**Set problem A**
According to the article on Newcastle's Irish Festival, how many Irish families still live in the area today?
**Set problem B**
Please continue the article on Newcastle's Irish Festival and Irish migration to the North East from the point where it stops.

**Given text**
▬▬▬
Irish Eyes Are Set to Smile on Tyneside Again

Evening Chronicle (Newcastle, England), September 25, 2006 | Go to article overview

Irish Eyes Are Set to Smile on Tyneside Again


Byline: By Liz Lamb

Next month Newcastle's Irish Festival will celebrate its 20th anniversary. With 4,000 Irish families living in the area, Liz Lamb looks back at the history of the festival and the Irish migration to the North East

Irishman Mike Doyle chuckles as he recalls a recent job ad in the Evening Chronicle. "It was for builders to go over to Ireland to work. I just thought how ironic is this, the tables have completely turned," he smiles.

Mike, of the Tyneside Irish Cultural Society in Newcastle is referring to the late mid 19th Century when Irish families descended on the North East desperate for work in the shipyards and coalmines.

The potato famine in the 1840s had devastated Ireland leaving thousands dead and millions destitute.

Desperate for work families emigrated to the United States, Australia and the UK, setting up home in areas rich in industry.

Attracted by Newcastle and North Tyneside's shipbuilding and mining industries many Irish families made the region their home and 4,000 Irish families still live here today.
▬▬▬
**Supplied records**

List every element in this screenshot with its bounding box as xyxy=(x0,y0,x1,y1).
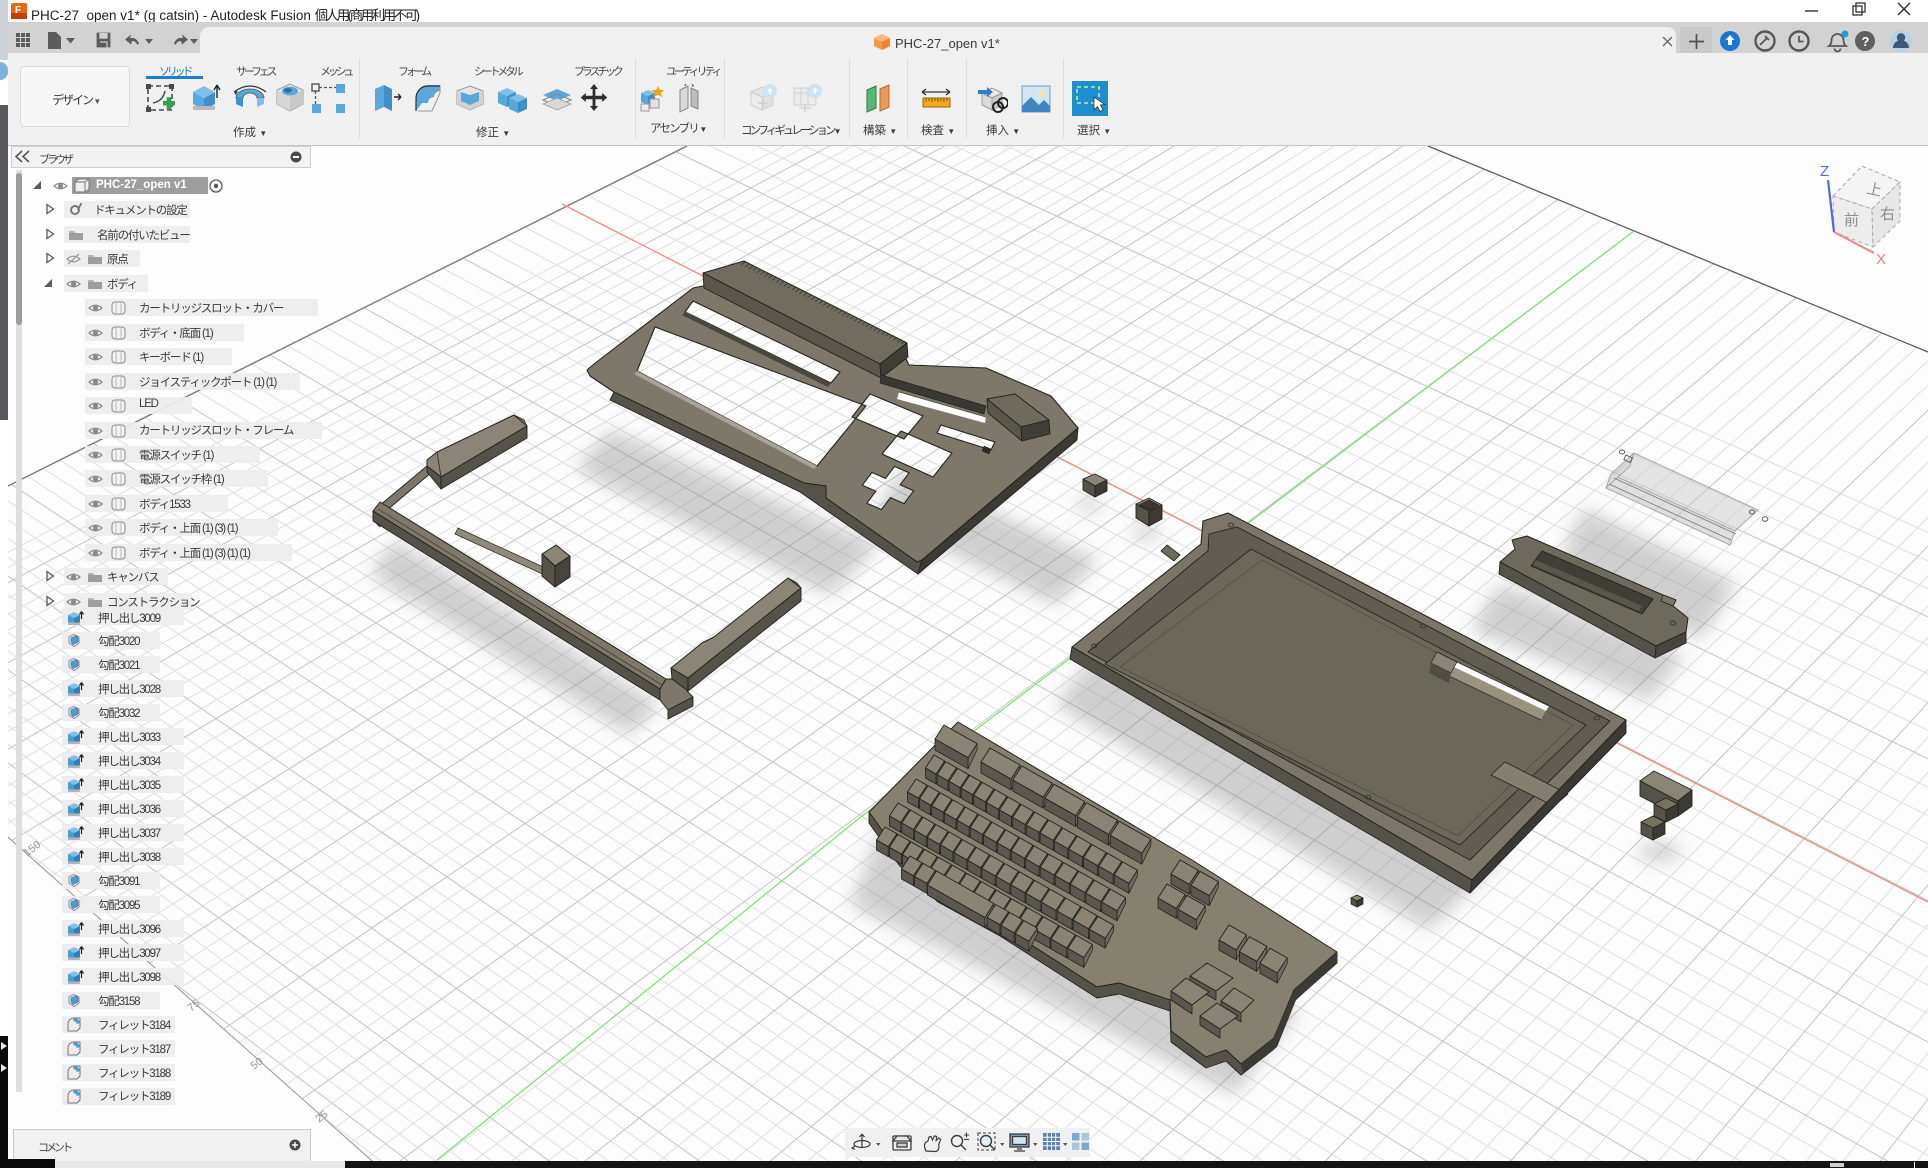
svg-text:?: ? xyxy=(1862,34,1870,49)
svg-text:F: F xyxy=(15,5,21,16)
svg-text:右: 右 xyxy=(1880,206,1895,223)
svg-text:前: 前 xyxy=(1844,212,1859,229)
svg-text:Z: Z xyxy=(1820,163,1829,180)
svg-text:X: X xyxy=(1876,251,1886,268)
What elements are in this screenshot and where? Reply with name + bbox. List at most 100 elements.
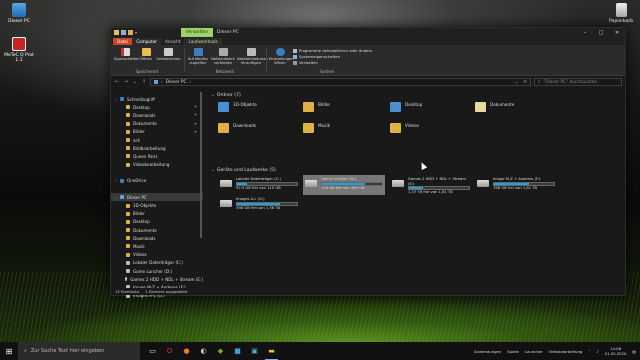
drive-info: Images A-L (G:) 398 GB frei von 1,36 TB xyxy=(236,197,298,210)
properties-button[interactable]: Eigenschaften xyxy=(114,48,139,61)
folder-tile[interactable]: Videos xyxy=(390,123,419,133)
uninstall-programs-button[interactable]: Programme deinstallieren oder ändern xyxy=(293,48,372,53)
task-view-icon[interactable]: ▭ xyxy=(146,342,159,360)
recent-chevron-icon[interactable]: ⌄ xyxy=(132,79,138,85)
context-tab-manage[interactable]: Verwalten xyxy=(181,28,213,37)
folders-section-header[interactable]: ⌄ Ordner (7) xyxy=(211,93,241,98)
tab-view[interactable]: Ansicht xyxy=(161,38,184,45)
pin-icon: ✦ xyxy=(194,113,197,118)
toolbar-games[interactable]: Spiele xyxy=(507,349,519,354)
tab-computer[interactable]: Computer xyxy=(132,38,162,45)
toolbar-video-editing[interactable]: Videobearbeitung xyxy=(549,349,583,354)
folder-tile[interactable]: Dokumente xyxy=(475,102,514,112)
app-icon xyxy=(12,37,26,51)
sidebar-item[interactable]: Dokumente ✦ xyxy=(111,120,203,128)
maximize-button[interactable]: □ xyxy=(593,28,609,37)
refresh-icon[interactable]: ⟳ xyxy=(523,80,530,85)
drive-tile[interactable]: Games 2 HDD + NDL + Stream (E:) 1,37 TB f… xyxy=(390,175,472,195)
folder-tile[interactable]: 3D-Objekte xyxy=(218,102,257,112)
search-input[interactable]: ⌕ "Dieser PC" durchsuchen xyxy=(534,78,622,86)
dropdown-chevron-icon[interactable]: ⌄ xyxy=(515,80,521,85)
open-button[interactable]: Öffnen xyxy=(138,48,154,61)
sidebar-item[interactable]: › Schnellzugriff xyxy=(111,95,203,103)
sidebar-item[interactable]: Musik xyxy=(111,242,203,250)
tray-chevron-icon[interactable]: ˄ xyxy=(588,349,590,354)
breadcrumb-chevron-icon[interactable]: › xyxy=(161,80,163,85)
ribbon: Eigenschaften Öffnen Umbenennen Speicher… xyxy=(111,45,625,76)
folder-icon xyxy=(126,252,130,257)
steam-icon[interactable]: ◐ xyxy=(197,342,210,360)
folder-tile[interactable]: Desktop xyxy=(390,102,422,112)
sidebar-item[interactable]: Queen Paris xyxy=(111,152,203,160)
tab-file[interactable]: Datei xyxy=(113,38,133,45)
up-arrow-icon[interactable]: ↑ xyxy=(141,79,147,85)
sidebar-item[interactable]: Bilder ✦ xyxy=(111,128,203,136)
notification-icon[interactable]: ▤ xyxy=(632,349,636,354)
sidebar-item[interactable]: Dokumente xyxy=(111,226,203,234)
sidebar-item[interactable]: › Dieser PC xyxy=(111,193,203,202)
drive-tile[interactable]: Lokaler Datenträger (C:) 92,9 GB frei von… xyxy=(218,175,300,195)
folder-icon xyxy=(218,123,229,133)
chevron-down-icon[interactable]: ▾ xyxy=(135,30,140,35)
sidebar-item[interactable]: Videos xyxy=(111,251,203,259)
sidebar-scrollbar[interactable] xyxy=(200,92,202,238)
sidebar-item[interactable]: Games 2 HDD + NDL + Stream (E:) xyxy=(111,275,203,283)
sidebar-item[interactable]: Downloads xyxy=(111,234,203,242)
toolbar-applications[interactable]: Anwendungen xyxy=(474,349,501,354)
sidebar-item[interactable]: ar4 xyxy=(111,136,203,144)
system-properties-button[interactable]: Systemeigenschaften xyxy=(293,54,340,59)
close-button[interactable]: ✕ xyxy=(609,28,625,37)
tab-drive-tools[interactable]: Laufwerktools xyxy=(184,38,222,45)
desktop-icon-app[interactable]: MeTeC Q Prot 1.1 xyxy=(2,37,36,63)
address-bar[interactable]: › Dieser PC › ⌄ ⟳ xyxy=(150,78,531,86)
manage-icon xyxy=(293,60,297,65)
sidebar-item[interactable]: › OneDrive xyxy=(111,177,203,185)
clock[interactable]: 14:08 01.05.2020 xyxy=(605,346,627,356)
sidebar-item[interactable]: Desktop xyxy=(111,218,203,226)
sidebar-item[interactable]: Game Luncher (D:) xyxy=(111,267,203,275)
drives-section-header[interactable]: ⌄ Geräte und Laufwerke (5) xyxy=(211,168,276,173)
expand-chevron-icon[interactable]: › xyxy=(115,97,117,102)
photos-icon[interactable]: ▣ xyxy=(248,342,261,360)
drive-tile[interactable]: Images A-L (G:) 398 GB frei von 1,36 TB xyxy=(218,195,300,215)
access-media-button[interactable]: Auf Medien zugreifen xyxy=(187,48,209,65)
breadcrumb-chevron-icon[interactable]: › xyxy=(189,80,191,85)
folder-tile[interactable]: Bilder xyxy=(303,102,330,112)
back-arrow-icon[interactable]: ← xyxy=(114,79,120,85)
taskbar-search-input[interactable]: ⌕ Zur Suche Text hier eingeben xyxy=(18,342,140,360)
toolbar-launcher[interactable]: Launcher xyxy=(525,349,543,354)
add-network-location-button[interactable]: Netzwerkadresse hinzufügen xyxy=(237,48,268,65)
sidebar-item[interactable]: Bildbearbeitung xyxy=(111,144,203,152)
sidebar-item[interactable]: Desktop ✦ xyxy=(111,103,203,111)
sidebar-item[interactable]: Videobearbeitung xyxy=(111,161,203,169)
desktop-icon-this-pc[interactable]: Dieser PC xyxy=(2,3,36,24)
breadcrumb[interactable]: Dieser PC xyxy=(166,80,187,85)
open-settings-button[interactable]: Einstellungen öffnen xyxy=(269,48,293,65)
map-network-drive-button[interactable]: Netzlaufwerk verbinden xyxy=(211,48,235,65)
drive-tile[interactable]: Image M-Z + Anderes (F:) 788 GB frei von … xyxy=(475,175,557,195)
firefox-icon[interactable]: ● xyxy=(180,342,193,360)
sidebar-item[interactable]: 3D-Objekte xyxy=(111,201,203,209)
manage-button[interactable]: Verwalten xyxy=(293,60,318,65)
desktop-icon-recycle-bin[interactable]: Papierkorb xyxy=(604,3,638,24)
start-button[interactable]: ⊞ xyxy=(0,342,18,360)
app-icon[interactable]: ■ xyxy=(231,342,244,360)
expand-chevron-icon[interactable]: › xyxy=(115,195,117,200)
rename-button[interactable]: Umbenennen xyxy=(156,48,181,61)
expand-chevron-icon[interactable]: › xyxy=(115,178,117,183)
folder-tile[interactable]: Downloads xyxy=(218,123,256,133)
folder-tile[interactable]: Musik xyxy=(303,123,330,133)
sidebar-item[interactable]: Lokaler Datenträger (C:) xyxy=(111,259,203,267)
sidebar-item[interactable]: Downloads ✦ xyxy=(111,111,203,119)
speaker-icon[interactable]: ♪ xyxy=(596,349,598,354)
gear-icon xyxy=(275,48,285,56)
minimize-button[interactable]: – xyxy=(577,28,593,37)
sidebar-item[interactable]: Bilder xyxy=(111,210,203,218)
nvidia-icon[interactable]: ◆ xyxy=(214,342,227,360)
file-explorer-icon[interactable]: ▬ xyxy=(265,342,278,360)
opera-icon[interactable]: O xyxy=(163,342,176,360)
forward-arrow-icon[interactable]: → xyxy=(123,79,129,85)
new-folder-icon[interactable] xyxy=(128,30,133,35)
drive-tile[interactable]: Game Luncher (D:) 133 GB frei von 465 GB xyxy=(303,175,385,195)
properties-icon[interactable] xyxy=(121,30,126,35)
▬▬▬
**Expected answer A**
4,000 Irish families still live in the area.

**Expected answer B**
Tony Corcoran, of the Tyneside Irish Centre, explains: "At the time of the mass immigration after the famine the Irish came over, not only because Ireland was on the edge of devastation but because the North East was such a boom area economically.

"It was a magnet for Irish people. They struggled when they got here because they were all Gaelic speaking and did not speak any English.

"They were illiterate in English, they could not write their names.

"My grandfather's birth certificate was marked with an X by his father, who was from West Ireland, when they asked for his name, not because he could not write but because he could not write in English.

"They only learned English when the national schools programme started in the 1880s."

Irish families who came over in the mass immigration settled in the East End of Newcastle, mainly in Walker, and along the banks of the Tyne at Wallsend.

Hebburn and Jarrow were dubbed Little Ireland, a term still used by many today, because of the huge number of Irish families that lived there.

"If you look at where the Catholic churches are in Newcastle, that is where a lot of the Irish lived, like St Dominic's in Bridge Street, St Lawrence's and St Anthony of Padua in Byker, and St Andrews," says Tony.

"By 1870 the records of St Andrew's, in Newgate Street, show that English priests were writing to the Bishop asking if they could be excused from having to learn Gaelic.

"Irish came to confession and confessed their sins in Irish and English priests had got to learn Irish in order to understand them.

"What is interesting to me is that an incredible number of people who came here had originally had Irish names that have been Anglicised.

"There are a lot of people living in Newcastle who don't even know that they are Irish."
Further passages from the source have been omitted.